** BEGIN **

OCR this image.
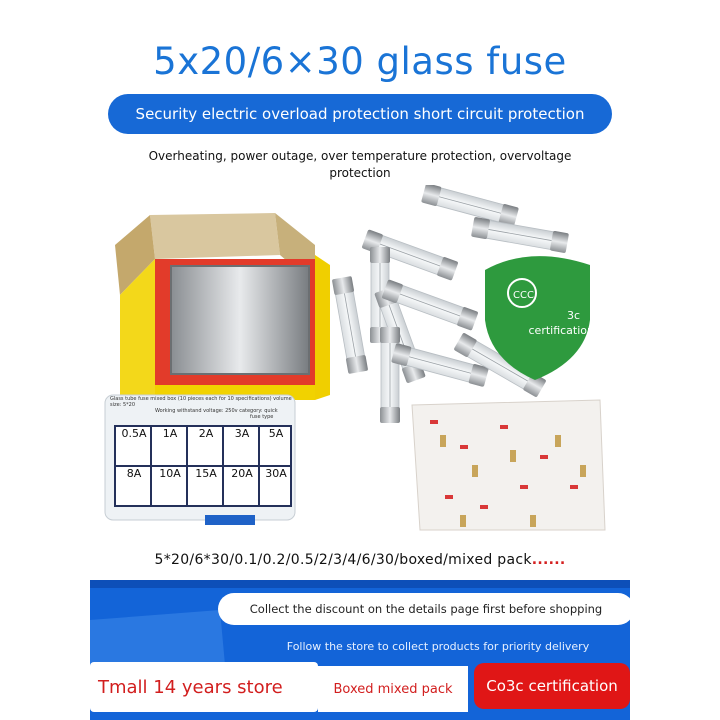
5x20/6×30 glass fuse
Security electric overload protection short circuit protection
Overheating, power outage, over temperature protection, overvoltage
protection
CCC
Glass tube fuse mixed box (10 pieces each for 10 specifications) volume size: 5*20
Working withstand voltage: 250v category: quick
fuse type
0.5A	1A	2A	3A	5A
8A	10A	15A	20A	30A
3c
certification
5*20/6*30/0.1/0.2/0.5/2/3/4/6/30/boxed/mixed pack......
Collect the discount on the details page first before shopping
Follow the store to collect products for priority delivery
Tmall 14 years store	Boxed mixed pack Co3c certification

** END **
** BEGIN **

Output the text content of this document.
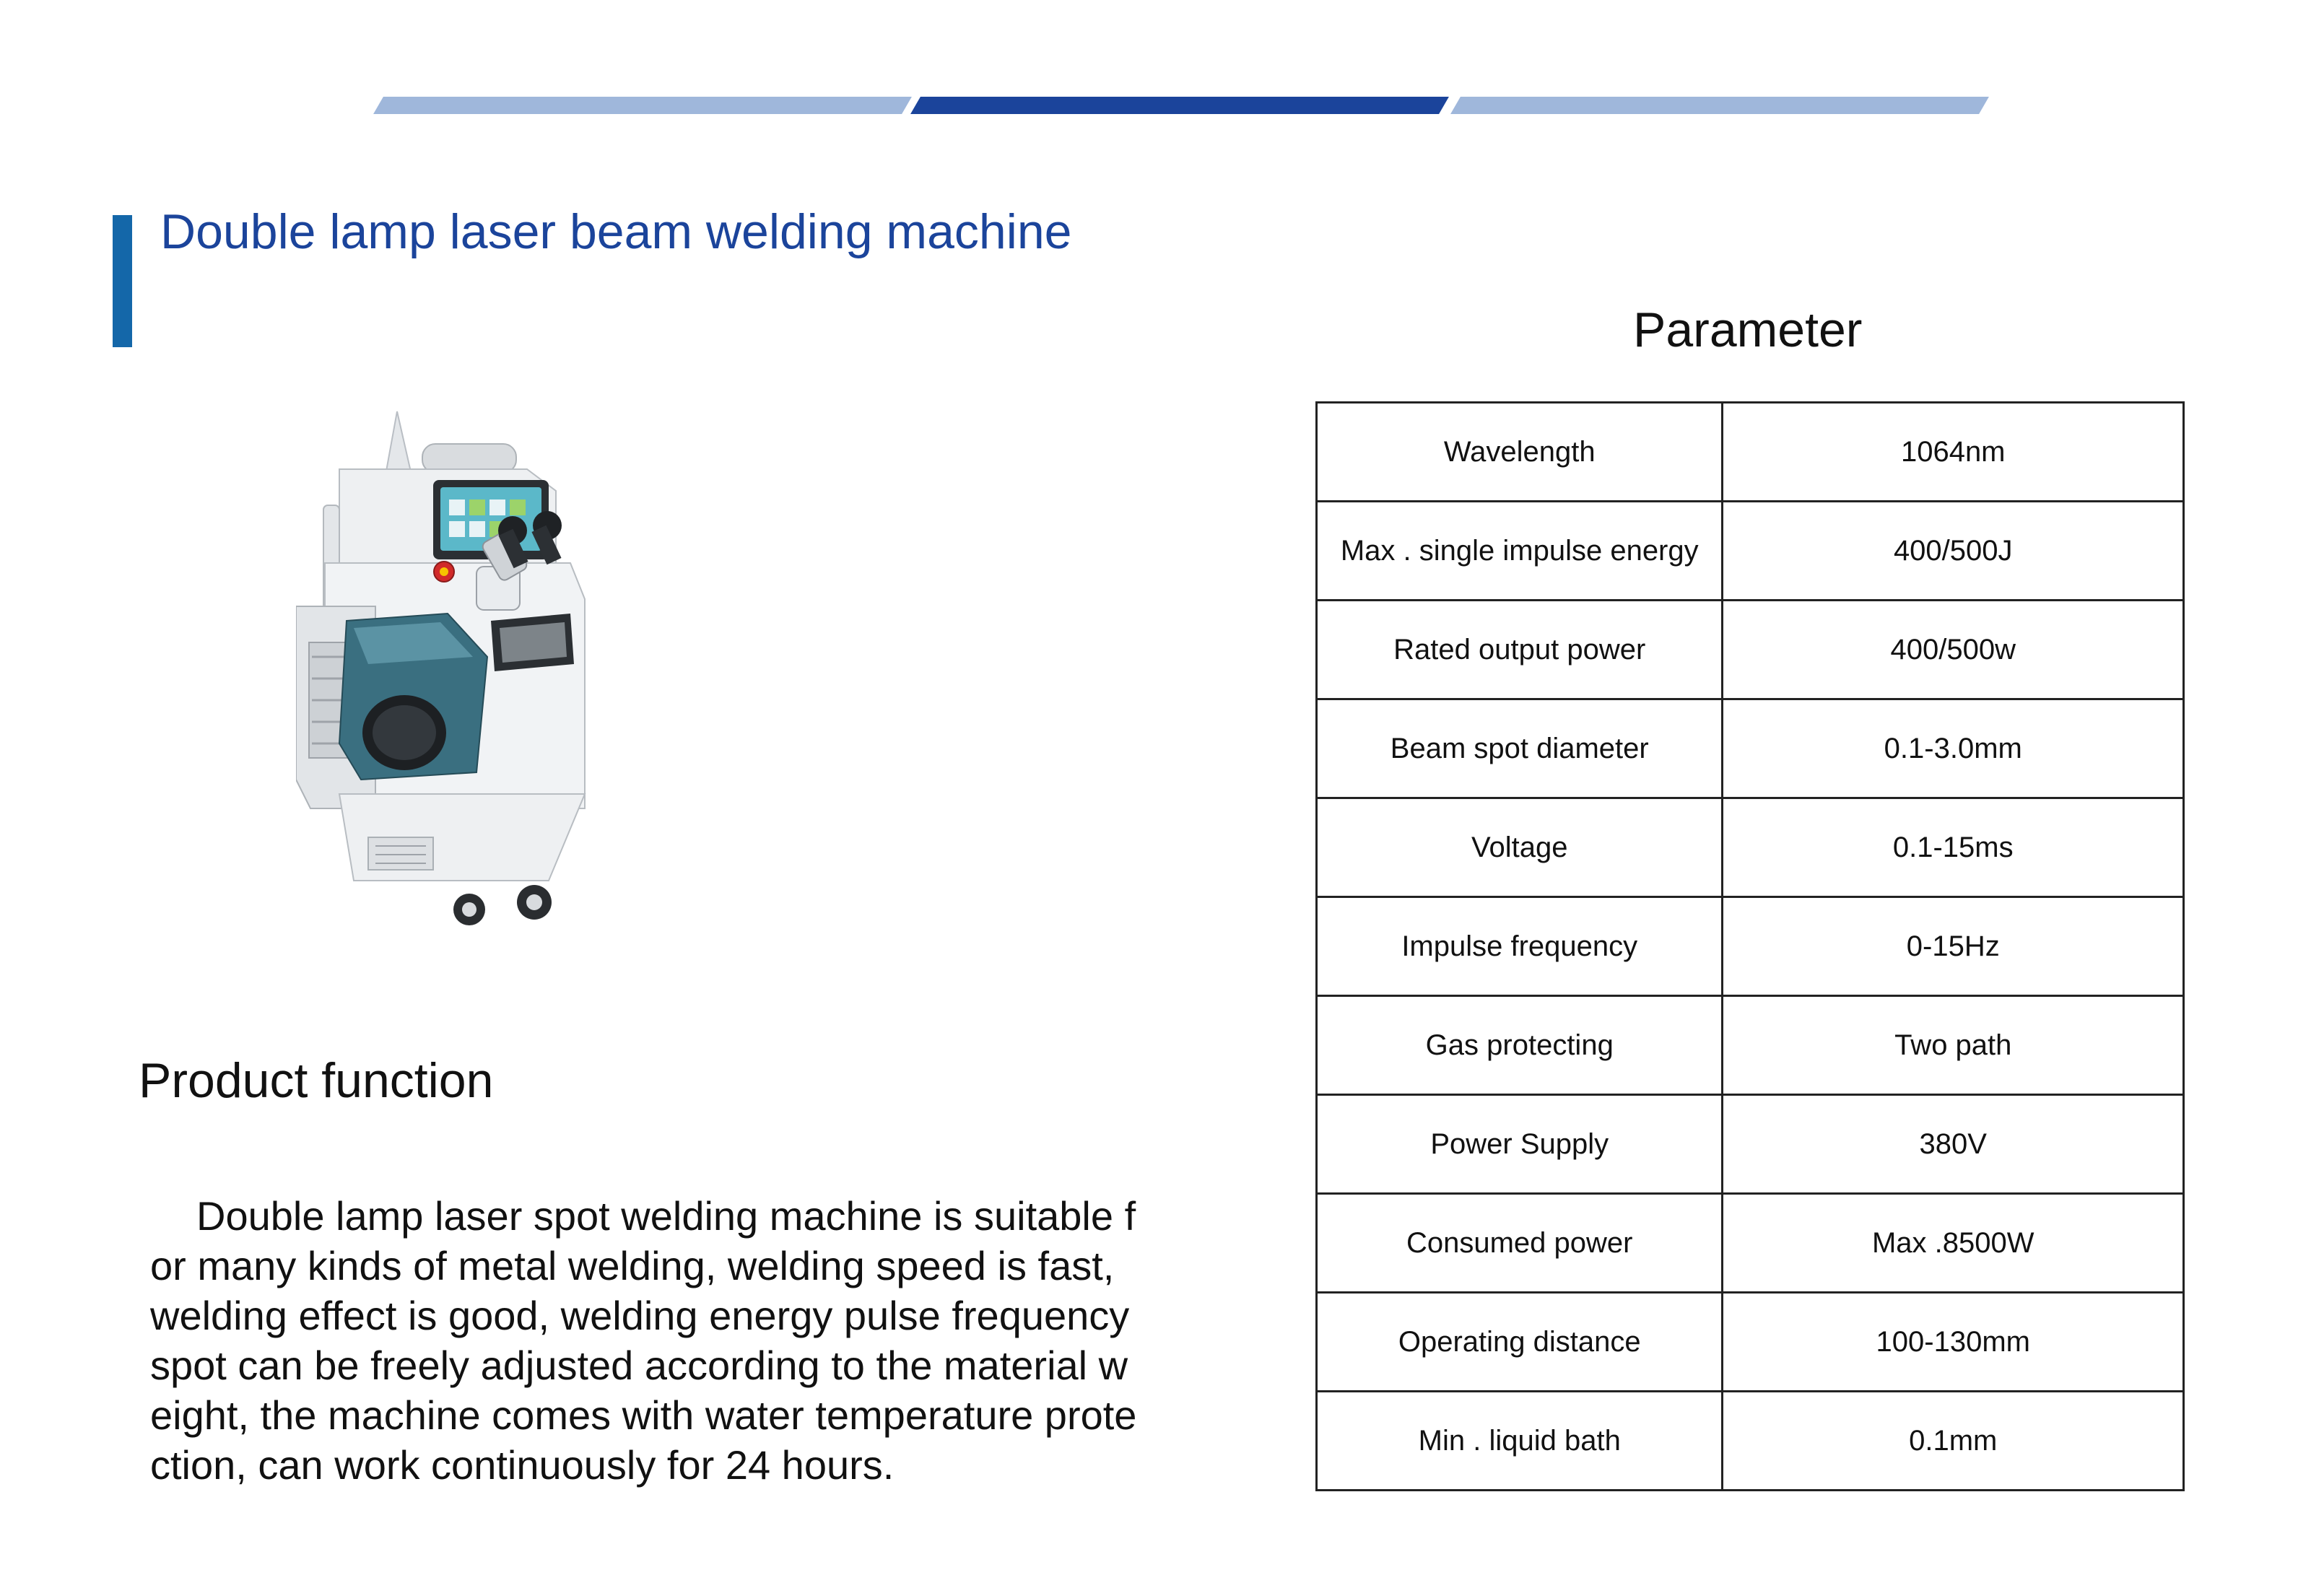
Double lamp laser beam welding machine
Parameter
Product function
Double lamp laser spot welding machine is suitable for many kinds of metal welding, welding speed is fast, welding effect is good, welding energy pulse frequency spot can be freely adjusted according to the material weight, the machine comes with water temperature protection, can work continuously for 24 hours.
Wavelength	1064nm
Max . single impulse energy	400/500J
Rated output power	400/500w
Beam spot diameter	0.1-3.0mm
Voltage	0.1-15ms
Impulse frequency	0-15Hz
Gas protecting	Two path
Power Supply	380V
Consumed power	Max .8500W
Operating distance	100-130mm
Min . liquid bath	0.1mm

** END **

**PROBLEM STATEMENT**
Write out each line of the data that holds the string "store".

**PROBLEM SOLUTION**
Follow the store to collect products for priority delivery
Tmall 14 years store	Boxed mixed pack Co3c certification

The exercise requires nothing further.